TASK DATA start

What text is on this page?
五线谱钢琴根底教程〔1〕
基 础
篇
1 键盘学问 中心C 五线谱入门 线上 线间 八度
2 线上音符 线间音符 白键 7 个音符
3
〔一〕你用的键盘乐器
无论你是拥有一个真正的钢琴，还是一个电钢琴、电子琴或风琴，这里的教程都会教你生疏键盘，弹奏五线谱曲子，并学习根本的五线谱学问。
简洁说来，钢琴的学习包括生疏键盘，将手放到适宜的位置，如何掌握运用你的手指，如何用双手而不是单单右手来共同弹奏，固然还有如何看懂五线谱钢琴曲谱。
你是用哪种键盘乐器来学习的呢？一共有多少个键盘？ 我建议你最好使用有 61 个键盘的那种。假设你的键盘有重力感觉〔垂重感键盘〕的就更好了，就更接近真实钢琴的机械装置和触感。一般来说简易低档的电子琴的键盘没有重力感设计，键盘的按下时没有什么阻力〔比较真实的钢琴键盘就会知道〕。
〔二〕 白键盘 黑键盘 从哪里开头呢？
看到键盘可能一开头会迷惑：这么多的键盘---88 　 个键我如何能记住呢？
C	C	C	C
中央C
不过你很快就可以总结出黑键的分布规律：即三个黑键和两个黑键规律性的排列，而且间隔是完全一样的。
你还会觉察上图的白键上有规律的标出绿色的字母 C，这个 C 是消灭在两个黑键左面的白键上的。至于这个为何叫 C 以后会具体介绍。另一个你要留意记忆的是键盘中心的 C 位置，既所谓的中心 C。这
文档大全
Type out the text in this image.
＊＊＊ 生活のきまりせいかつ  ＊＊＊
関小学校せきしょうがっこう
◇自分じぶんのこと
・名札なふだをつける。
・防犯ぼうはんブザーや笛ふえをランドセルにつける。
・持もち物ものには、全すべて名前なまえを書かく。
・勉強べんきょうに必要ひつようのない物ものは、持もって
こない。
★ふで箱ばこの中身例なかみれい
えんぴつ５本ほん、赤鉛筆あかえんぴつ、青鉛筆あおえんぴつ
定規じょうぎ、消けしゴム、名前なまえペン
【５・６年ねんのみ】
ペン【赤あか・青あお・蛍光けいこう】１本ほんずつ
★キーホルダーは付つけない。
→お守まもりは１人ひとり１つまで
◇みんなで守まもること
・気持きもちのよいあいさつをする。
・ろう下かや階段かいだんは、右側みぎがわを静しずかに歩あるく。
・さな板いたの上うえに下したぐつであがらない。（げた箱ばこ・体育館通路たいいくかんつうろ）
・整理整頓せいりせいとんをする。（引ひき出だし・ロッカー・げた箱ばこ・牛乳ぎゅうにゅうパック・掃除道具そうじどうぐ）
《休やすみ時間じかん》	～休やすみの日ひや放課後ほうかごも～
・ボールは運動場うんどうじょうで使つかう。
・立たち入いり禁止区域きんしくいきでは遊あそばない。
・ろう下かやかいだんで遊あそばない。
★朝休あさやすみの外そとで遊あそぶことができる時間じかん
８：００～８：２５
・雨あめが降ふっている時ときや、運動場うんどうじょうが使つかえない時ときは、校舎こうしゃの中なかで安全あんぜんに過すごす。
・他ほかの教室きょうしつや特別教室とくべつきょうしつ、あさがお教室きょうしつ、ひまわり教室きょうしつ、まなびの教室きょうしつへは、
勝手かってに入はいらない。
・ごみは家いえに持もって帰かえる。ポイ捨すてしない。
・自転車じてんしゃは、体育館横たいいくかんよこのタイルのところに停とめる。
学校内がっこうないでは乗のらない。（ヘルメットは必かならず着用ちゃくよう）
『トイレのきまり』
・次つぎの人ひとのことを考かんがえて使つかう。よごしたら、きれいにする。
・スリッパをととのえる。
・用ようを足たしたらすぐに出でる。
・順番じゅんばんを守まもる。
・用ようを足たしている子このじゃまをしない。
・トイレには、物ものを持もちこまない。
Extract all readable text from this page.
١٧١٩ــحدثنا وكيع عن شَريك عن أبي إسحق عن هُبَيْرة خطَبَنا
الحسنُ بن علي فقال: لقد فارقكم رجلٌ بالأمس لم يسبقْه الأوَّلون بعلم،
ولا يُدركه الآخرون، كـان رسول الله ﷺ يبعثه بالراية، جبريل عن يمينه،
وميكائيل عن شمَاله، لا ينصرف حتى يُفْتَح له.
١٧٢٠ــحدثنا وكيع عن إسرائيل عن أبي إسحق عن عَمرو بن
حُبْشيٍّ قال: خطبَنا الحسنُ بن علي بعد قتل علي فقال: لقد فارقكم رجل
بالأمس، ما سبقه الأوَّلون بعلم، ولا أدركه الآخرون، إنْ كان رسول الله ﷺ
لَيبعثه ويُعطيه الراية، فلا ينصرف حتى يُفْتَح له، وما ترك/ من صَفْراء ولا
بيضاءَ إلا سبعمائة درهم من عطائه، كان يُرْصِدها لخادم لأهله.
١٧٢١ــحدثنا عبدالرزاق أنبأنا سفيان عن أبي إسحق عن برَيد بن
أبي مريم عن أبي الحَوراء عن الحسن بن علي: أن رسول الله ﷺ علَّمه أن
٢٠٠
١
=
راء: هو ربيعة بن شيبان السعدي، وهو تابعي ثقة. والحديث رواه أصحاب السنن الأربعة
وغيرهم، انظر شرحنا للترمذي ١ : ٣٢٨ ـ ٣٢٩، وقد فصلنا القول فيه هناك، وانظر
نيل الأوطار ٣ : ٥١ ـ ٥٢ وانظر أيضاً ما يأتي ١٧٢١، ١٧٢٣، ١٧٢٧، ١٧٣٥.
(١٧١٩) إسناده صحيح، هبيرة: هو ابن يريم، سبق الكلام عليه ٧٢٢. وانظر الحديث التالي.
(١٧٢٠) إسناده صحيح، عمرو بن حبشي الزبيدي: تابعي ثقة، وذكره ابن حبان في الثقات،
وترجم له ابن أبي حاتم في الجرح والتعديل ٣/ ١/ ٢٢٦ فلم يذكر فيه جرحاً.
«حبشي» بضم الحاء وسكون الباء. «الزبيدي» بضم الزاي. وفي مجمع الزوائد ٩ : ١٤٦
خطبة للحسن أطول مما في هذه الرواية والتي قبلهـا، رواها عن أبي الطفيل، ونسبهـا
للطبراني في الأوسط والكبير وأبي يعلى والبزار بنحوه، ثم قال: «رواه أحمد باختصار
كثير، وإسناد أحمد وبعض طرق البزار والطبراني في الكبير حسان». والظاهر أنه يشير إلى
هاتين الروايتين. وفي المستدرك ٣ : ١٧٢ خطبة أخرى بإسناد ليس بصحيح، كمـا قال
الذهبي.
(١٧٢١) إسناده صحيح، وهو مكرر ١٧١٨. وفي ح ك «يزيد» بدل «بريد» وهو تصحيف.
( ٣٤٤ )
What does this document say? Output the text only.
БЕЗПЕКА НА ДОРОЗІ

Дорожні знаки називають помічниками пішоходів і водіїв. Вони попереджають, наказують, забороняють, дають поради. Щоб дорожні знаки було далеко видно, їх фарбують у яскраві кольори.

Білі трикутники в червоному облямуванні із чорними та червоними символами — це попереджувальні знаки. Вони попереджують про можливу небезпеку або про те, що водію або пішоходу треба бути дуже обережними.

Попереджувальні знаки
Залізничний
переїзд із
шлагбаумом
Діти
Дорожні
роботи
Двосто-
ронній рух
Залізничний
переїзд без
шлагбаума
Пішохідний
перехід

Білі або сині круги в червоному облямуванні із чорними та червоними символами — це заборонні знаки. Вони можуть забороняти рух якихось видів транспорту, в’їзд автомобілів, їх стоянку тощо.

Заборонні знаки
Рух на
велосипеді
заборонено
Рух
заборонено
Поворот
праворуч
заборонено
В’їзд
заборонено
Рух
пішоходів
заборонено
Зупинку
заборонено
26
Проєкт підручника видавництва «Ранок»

TASK DATA end

*TASK TO CARRY OUT:*
Go through the entries and repeat each one exactly.

*RESULT:*
What text is on this page?
五线谱钢琴根底教程〔1〕
基 础
篇
1 键盘学问 中心C 五线谱入门 线上 线间 八度
2 线上音符 线间音符 白键 7 个音符
3
〔一〕你用的键盘乐器
无论你是拥有一个真正的钢琴，还是一个电钢琴、电子琴或风琴，这里的教程都会教你生疏键盘，弹奏五线谱曲子，并学习根本的五线谱学问。
简洁说来，钢琴的学习包括生疏键盘，将手放到适宜的位置，如何掌握运用你的手指，如何用双手而不是单单右手来共同弹奏，固然还有如何看懂五线谱钢琴曲谱。
你是用哪种键盘乐器来学习的呢？一共有多少个键盘？ 我建议你最好使用有 61 个键盘的那种。假设你的键盘有重力感觉〔垂重感键盘〕的就更好了，就更接近真实钢琴的机械装置和触感。一般来说简易低档的电子琴的键盘没有重力感设计，键盘的按下时没有什么阻力〔比较真实的钢琴键盘就会知道〕。
〔二〕 白键盘 黑键盘 从哪里开头呢？
看到键盘可能一开头会迷惑：这么多的键盘---88 　 个键我如何能记住呢？
C	C	C	C
中央C
不过你很快就可以总结出黑键的分布规律：即三个黑键和两个黑键规律性的排列，而且间隔是完全一样的。
你还会觉察上图的白键上有规律的标出绿色的字母 C，这个 C 是消灭在两个黑键左面的白键上的。至于这个为何叫 C 以后会具体介绍。另一个你要留意记忆的是键盘中心的 C 位置，既所谓的中心 C。这
文档大全
Type out the text in this image.
＊＊＊ 生活のきまりせいかつ  ＊＊＊
関小学校せきしょうがっこう
◇自分じぶんのこと
・名札なふだをつける。
・防犯ぼうはんブザーや笛ふえをランドセルにつける。
・持もち物ものには、全すべて名前なまえを書かく。
・勉強べんきょうに必要ひつようのない物ものは、持もって
こない。
★ふで箱ばこの中身例なかみれい
えんぴつ５本ほん、赤鉛筆あかえんぴつ、青鉛筆あおえんぴつ
定規じょうぎ、消けしゴム、名前なまえペン
【５・６年ねんのみ】
ペン【赤あか・青あお・蛍光けいこう】１本ほんずつ
★キーホルダーは付つけない。
→お守まもりは１人ひとり１つまで
◇みんなで守まもること
・気持きもちのよいあいさつをする。
・ろう下かや階段かいだんは、右側みぎがわを静しずかに歩あるく。
・さな板いたの上うえに下したぐつであがらない。（げた箱ばこ・体育館通路たいいくかんつうろ）
・整理整頓せいりせいとんをする。（引ひき出だし・ロッカー・げた箱ばこ・牛乳ぎゅうにゅうパック・掃除道具そうじどうぐ）
《休やすみ時間じかん》	～休やすみの日ひや放課後ほうかごも～
・ボールは運動場うんどうじょうで使つかう。
・立たち入いり禁止区域きんしくいきでは遊あそばない。
・ろう下かやかいだんで遊あそばない。
★朝休あさやすみの外そとで遊あそぶことができる時間じかん
８：００～８：２５
・雨あめが降ふっている時ときや、運動場うんどうじょうが使つかえない時ときは、校舎こうしゃの中なかで安全あんぜんに過すごす。
・他ほかの教室きょうしつや特別教室とくべつきょうしつ、あさがお教室きょうしつ、ひまわり教室きょうしつ、まなびの教室きょうしつへは、
勝手かってに入はいらない。
・ごみは家いえに持もって帰かえる。ポイ捨すてしない。
・自転車じてんしゃは、体育館横たいいくかんよこのタイルのところに停とめる。
学校内がっこうないでは乗のらない。（ヘルメットは必かならず着用ちゃくよう）
『トイレのきまり』
・次つぎの人ひとのことを考かんがえて使つかう。よごしたら、きれいにする。
・スリッパをととのえる。
・用ようを足たしたらすぐに出でる。
・順番じゅんばんを守まもる。
・用ようを足たしている子このじゃまをしない。
・トイレには、物ものを持もちこまない。
Extract all readable text from this page.
١٧١٩ــحدثنا وكيع عن شَريك عن أبي إسحق عن هُبَيْرة خطَبَنا
الحسنُ بن علي فقال: لقد فارقكم رجلٌ بالأمس لم يسبقْه الأوَّلون بعلم،
ولا يُدركه الآخرون، كـان رسول الله ﷺ يبعثه بالراية، جبريل عن يمينه،
وميكائيل عن شمَاله، لا ينصرف حتى يُفْتَح له.
١٧٢٠ــحدثنا وكيع عن إسرائيل عن أبي إسحق عن عَمرو بن
حُبْشيٍّ قال: خطبَنا الحسنُ بن علي بعد قتل علي فقال: لقد فارقكم رجل
بالأمس، ما سبقه الأوَّلون بعلم، ولا أدركه الآخرون، إنْ كان رسول الله ﷺ
لَيبعثه ويُعطيه الراية، فلا ينصرف حتى يُفْتَح له، وما ترك/ من صَفْراء ولا
بيضاءَ إلا سبعمائة درهم من عطائه، كان يُرْصِدها لخادم لأهله.
١٧٢١ــحدثنا عبدالرزاق أنبأنا سفيان عن أبي إسحق عن برَيد بن
أبي مريم عن أبي الحَوراء عن الحسن بن علي: أن رسول الله ﷺ علَّمه أن
٢٠٠
١
=
راء: هو ربيعة بن شيبان السعدي، وهو تابعي ثقة. والحديث رواه أصحاب السنن الأربعة
وغيرهم، انظر شرحنا للترمذي ١ : ٣٢٨ ـ ٣٢٩، وقد فصلنا القول فيه هناك، وانظر
نيل الأوطار ٣ : ٥١ ـ ٥٢ وانظر أيضاً ما يأتي ١٧٢١، ١٧٢٣، ١٧٢٧، ١٧٣٥.
(١٧١٩) إسناده صحيح، هبيرة: هو ابن يريم، سبق الكلام عليه ٧٢٢. وانظر الحديث التالي.
(١٧٢٠) إسناده صحيح، عمرو بن حبشي الزبيدي: تابعي ثقة، وذكره ابن حبان في الثقات،
وترجم له ابن أبي حاتم في الجرح والتعديل ٣/ ١/ ٢٢٦ فلم يذكر فيه جرحاً.
«حبشي» بضم الحاء وسكون الباء. «الزبيدي» بضم الزاي. وفي مجمع الزوائد ٩ : ١٤٦
خطبة للحسن أطول مما في هذه الرواية والتي قبلهـا، رواها عن أبي الطفيل، ونسبهـا
للطبراني في الأوسط والكبير وأبي يعلى والبزار بنحوه، ثم قال: «رواه أحمد باختصار
كثير، وإسناد أحمد وبعض طرق البزار والطبراني في الكبير حسان». والظاهر أنه يشير إلى
هاتين الروايتين. وفي المستدرك ٣ : ١٧٢ خطبة أخرى بإسناد ليس بصحيح، كمـا قال
الذهبي.
(١٧٢١) إسناده صحيح، وهو مكرر ١٧١٨. وفي ح ك «يزيد» بدل «بريد» وهو تصحيف.
( ٣٤٤ )
What does this document say? Output the text only.
БЕЗПЕКА НА ДОРОЗІ

Дорожні знаки називають помічниками пішоходів і водіїв. Вони попереджають, наказують, забороняють, дають поради. Щоб дорожні знаки було далеко видно, їх фарбують у яскраві кольори.

Білі трикутники в червоному облямуванні із чорними та червоними символами — це попереджувальні знаки. Вони попереджують про можливу небезпеку або про те, що водію або пішоходу треба бути дуже обережними.

Попереджувальні знаки
Залізничний
переїзд із
шлагбаумом
Діти
Дорожні
роботи
Двосто-
ронній рух
Залізничний
переїзд без
шлагбаума
Пішохідний
перехід

Білі або сині круги в червоному облямуванні із чорними та червоними символами — це заборонні знаки. Вони можуть забороняти рух якихось видів транспорту, в’їзд автомобілів, їх стоянку тощо.

Заборонні знаки
Рух на
велосипеді
заборонено
Рух
заборонено
Поворот
праворуч
заборонено
В’їзд
заборонено
Рух
пішоходів
заборонено
Зупинку
заборонено
26
Проєкт підручника видавництва «Ранок»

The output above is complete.